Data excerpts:

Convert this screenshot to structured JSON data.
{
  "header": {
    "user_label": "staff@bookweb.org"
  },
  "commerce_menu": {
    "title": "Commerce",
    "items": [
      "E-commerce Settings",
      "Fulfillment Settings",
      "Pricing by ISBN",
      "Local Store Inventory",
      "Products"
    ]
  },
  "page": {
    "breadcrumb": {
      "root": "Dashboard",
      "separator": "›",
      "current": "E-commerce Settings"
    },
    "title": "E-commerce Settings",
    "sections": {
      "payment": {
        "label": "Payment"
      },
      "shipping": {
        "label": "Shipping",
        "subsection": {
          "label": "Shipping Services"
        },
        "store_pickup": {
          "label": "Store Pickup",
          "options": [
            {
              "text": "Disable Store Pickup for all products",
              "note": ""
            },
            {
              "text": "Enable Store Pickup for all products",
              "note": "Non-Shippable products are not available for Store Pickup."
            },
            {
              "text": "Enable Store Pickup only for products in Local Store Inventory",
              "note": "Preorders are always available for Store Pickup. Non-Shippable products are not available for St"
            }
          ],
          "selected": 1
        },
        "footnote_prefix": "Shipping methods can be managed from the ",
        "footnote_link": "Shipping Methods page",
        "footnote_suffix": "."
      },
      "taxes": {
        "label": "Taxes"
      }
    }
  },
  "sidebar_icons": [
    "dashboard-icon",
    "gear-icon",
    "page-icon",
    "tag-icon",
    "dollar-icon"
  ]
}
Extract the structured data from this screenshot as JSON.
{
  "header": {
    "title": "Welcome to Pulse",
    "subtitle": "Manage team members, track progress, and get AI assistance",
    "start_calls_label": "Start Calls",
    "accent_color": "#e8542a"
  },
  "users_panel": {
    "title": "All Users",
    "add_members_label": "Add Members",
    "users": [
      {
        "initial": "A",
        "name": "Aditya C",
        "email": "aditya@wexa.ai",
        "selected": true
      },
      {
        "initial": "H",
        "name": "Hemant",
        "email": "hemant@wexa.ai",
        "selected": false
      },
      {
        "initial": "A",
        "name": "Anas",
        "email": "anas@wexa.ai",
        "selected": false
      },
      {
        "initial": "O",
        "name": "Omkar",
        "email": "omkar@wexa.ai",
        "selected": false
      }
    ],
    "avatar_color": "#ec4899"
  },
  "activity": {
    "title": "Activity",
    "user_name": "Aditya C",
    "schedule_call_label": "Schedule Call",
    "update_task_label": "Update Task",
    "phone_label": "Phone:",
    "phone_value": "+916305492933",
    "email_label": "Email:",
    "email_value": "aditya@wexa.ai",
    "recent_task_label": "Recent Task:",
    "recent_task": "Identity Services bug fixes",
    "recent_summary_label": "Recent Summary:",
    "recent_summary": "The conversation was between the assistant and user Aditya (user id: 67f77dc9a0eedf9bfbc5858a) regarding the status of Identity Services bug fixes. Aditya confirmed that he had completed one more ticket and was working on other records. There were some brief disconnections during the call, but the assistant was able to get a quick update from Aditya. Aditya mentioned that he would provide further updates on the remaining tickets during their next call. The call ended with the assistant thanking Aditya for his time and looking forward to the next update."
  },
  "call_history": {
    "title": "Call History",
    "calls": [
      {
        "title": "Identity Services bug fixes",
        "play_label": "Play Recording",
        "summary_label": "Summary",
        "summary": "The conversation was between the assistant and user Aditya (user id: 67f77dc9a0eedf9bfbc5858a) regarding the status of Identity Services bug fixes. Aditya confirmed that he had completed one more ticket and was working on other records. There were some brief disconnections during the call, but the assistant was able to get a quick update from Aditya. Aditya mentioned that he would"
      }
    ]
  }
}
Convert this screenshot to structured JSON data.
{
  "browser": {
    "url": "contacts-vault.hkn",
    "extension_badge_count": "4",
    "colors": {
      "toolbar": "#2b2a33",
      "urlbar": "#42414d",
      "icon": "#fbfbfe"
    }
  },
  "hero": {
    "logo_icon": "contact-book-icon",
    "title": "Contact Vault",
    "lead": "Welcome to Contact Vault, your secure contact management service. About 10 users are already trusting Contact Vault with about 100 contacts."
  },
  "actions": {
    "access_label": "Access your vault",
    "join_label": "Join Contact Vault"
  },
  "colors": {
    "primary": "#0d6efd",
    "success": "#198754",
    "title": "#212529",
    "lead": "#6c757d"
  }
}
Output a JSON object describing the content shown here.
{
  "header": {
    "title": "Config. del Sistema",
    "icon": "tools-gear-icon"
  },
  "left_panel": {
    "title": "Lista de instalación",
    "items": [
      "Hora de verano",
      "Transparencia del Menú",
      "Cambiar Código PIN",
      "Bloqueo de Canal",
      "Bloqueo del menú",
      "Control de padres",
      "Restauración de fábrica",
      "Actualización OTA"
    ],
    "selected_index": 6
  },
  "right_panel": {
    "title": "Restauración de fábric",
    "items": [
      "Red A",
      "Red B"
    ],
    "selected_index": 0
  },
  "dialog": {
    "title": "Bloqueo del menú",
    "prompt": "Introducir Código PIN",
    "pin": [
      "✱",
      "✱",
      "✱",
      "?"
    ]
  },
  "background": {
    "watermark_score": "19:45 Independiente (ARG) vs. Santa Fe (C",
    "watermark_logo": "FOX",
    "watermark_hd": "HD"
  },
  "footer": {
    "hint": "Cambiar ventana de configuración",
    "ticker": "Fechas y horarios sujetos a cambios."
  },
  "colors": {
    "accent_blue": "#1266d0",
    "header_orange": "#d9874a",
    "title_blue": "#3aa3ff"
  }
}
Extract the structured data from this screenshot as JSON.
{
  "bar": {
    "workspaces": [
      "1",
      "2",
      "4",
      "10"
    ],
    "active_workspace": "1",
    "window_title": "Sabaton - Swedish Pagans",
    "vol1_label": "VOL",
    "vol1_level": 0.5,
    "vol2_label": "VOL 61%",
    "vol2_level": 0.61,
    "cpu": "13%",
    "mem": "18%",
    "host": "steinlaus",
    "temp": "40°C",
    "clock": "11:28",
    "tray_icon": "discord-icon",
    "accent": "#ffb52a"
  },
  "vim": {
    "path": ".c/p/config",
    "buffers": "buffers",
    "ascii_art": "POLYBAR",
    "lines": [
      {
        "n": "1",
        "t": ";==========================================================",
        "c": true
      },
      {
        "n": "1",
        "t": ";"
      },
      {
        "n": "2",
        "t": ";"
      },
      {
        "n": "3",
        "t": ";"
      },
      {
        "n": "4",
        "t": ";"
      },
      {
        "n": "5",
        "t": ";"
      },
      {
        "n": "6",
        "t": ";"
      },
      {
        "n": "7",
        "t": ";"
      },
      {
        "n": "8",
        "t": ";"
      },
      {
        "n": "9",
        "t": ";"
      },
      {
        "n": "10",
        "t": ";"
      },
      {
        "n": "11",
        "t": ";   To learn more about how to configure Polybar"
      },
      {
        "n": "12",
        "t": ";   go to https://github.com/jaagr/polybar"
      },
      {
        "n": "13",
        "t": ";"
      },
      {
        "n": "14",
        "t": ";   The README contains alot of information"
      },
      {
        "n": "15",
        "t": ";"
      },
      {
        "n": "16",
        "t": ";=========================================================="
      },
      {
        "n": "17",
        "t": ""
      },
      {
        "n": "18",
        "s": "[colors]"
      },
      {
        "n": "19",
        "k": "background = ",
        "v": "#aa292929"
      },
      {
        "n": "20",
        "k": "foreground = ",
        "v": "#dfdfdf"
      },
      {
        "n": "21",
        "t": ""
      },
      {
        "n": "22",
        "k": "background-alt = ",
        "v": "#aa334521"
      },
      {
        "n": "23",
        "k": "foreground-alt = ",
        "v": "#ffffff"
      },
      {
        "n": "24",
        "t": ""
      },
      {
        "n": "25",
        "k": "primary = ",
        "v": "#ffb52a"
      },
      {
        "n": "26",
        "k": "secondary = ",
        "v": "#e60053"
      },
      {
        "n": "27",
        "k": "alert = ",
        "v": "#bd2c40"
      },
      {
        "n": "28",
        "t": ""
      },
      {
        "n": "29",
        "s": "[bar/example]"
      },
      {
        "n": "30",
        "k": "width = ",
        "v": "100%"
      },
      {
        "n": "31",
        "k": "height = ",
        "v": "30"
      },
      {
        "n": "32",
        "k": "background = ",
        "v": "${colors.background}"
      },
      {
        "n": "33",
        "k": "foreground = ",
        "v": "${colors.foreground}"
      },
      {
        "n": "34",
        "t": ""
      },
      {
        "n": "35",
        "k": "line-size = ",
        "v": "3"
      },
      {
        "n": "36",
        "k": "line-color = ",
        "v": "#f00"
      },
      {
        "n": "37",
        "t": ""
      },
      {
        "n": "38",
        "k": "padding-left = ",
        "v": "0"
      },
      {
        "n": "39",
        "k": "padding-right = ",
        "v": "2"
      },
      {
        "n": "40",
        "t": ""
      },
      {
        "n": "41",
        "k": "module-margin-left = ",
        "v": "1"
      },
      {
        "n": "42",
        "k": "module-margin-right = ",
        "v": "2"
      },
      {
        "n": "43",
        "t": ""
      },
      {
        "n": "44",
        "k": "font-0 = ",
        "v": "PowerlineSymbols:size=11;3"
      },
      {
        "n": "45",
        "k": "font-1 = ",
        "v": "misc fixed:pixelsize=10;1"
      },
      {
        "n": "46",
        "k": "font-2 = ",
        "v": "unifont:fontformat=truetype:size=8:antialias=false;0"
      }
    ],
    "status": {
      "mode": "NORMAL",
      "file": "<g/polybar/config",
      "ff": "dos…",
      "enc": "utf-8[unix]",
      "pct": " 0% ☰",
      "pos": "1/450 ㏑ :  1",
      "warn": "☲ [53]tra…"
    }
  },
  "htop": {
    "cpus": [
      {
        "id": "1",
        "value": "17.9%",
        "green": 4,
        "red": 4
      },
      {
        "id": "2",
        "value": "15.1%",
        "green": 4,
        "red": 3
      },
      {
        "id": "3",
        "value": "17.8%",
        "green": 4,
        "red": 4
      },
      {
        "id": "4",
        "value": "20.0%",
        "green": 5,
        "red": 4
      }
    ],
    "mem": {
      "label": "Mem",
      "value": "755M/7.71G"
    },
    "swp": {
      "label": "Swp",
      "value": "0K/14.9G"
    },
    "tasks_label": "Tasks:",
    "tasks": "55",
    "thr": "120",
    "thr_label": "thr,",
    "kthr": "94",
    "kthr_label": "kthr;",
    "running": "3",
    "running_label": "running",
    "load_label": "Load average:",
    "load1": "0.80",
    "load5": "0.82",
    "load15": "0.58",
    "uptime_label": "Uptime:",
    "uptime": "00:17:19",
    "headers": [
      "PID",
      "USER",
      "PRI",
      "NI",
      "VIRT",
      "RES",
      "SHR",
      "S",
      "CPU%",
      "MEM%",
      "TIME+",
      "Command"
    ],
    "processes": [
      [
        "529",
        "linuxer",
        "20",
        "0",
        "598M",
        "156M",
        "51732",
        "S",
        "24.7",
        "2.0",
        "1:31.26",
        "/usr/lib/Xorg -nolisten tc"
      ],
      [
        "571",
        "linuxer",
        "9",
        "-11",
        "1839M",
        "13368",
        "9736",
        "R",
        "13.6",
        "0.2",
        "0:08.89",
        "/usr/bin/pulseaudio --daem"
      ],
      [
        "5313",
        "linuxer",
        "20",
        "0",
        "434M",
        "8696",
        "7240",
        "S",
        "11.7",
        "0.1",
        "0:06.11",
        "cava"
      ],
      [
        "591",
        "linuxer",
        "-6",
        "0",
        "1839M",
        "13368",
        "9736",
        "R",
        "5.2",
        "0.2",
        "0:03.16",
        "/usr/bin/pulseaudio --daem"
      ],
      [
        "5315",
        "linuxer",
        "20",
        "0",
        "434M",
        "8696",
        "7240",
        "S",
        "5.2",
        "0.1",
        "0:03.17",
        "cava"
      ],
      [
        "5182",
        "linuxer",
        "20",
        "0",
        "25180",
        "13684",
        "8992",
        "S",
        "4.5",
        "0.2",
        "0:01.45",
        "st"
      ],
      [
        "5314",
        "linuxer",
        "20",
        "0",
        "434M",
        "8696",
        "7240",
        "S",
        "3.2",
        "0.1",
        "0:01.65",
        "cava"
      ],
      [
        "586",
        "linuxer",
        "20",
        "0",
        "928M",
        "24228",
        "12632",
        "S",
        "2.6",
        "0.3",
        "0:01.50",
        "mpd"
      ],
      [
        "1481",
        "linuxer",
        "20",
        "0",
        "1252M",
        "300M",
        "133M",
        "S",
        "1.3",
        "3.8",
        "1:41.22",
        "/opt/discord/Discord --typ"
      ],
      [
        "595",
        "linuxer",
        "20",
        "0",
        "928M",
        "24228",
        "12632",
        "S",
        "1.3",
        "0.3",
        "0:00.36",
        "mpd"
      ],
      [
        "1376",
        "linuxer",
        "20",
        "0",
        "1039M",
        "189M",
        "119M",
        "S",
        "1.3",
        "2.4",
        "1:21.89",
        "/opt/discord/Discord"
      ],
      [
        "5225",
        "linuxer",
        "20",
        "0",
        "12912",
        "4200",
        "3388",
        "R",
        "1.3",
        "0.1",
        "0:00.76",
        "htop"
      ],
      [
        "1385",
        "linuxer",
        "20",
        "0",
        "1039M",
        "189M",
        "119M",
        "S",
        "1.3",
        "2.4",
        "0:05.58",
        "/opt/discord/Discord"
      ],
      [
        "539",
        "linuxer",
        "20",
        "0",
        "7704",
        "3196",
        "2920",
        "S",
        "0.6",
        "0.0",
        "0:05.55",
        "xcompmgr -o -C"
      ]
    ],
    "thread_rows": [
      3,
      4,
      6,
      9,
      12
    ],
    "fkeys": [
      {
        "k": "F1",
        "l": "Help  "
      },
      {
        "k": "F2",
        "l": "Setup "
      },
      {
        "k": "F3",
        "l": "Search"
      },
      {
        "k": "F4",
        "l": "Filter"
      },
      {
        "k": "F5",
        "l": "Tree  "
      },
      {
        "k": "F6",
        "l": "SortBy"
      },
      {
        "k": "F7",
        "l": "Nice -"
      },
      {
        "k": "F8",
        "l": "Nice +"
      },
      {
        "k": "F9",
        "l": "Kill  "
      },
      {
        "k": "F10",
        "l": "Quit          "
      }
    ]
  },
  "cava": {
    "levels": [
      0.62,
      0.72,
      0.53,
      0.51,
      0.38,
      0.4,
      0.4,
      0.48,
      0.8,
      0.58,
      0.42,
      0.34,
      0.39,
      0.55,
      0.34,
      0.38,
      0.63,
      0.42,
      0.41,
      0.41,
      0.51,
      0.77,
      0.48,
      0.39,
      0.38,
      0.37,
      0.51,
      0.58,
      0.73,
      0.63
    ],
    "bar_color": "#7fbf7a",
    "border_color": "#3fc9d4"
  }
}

Request:
From the records above, copy every line that holds the word "Cambiar".

Solved problem:
      "Cambiar Código PIN",
    "hint": "Cambiar ventana de configuración",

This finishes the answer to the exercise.